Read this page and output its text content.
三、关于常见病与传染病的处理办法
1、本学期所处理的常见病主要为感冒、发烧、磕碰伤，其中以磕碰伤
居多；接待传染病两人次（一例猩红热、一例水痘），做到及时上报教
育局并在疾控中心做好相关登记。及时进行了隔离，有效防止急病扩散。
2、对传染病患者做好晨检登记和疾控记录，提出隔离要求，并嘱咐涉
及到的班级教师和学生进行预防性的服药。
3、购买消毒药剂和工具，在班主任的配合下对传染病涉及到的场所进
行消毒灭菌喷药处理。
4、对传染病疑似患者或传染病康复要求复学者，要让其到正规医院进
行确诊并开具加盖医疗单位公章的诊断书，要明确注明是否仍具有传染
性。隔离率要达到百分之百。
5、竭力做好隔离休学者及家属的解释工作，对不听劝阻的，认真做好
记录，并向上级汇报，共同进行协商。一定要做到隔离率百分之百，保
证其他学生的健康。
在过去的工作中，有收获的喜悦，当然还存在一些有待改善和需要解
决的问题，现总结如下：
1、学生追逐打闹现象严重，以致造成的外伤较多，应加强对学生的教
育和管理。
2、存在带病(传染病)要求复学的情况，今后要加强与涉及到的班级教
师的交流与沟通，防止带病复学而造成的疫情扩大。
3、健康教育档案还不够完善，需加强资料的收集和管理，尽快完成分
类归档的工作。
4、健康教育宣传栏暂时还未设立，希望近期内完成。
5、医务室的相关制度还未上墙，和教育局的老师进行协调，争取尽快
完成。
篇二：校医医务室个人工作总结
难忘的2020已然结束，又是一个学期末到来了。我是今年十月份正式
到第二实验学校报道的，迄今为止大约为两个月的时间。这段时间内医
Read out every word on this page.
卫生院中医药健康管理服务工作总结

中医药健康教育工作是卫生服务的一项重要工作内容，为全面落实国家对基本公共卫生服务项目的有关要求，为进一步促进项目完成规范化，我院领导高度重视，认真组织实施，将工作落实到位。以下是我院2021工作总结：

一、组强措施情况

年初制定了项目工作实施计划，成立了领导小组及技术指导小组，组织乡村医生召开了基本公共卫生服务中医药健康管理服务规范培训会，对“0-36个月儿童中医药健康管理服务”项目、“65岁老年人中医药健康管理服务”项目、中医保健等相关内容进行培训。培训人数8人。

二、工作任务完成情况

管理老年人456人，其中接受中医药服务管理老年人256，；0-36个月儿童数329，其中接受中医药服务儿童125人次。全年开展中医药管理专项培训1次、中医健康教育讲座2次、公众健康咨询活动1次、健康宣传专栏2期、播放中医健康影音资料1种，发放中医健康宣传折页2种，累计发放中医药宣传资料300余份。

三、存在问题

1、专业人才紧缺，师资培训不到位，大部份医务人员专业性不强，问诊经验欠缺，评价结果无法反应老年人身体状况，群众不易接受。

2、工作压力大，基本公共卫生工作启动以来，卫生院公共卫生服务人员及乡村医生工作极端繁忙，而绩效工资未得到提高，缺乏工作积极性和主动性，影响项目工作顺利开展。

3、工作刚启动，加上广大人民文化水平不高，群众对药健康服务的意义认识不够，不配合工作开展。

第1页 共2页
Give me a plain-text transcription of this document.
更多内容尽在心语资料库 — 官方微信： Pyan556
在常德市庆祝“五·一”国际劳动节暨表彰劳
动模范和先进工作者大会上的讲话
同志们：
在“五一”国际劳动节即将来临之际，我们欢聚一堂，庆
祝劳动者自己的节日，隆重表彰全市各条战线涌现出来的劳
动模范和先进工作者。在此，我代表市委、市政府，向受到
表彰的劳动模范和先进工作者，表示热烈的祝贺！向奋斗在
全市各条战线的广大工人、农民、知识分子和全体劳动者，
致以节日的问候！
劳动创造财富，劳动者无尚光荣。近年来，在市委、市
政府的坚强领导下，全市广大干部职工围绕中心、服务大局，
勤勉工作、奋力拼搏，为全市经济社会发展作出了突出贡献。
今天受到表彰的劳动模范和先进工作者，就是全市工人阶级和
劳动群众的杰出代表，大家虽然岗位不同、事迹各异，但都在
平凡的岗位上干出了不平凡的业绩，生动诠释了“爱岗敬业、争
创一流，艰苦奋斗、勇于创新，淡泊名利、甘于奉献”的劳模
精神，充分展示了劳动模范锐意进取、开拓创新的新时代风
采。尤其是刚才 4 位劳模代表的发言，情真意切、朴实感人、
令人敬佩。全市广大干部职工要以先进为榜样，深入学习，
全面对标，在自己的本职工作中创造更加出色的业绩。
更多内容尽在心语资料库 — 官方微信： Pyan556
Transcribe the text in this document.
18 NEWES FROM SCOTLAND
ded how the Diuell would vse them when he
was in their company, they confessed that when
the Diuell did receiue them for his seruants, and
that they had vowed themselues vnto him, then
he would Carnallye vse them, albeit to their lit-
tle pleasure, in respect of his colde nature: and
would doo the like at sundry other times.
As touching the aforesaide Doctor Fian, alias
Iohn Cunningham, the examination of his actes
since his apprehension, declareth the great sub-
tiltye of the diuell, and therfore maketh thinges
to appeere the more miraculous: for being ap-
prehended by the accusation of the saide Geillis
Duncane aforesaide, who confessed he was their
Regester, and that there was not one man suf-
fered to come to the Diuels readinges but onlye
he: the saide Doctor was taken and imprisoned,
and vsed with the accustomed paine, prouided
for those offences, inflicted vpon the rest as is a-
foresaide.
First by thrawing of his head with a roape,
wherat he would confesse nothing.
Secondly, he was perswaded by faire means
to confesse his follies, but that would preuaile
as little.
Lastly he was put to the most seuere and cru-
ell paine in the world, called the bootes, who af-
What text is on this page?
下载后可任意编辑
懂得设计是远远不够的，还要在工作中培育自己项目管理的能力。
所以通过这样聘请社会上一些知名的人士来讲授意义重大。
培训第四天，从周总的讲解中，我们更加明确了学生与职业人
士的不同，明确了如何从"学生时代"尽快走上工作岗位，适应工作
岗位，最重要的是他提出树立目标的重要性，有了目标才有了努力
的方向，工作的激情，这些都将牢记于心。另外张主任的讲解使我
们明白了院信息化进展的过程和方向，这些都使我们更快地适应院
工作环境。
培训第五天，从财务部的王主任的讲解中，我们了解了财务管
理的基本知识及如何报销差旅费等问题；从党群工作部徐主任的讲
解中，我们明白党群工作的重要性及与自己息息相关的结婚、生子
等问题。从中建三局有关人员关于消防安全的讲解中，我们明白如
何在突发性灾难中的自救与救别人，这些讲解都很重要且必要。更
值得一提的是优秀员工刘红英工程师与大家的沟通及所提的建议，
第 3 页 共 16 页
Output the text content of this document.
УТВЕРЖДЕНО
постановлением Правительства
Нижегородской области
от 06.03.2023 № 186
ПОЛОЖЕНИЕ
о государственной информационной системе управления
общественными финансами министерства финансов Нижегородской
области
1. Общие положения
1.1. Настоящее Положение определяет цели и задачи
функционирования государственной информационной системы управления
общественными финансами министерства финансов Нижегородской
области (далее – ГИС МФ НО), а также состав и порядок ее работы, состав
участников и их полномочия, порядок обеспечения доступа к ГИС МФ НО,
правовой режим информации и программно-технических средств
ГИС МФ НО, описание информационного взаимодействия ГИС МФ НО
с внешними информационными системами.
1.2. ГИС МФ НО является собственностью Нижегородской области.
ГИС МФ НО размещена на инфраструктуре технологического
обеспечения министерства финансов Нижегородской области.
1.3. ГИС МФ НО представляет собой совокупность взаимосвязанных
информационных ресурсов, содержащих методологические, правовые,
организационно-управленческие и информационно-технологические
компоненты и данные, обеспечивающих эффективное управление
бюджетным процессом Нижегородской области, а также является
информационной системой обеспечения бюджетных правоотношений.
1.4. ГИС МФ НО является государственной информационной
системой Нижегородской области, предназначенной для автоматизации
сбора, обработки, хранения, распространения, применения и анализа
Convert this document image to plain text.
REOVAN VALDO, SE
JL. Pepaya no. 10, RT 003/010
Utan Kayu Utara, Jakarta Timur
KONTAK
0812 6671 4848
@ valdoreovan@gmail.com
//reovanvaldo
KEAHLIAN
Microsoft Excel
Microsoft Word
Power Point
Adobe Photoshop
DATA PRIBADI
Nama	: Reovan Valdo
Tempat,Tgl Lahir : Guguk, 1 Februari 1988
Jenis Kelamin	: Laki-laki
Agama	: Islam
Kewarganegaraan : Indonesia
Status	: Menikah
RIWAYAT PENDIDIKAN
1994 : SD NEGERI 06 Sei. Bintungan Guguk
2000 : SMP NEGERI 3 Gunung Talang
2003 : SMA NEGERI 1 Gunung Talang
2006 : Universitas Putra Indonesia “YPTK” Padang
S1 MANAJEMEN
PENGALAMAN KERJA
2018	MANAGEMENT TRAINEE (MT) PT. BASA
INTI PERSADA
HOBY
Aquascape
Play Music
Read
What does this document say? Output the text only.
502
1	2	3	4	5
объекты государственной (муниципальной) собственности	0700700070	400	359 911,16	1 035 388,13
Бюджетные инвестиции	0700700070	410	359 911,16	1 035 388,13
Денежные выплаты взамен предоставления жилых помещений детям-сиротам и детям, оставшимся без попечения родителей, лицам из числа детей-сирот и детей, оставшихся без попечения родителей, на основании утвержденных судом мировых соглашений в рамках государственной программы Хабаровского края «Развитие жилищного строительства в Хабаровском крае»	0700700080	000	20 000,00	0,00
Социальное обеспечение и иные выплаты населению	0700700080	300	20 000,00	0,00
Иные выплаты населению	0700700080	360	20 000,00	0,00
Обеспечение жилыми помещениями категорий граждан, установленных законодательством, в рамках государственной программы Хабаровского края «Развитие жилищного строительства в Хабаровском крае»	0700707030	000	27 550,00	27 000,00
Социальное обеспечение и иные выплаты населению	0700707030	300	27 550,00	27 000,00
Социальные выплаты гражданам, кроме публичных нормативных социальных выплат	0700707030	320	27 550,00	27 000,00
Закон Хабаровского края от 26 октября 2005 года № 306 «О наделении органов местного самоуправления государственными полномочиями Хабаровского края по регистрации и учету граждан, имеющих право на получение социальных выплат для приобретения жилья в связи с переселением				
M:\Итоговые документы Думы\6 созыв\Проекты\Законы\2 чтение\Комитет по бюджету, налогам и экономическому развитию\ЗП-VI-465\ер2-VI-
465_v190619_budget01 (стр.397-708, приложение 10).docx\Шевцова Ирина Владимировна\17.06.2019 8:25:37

#### Work to be completed:
Extract every line containing the string "системой" from the material.

#### Exercise output:
информационной системой обеспечения бюджетных правоотношений.
системой Нижегородской области, предназначенной для автоматизации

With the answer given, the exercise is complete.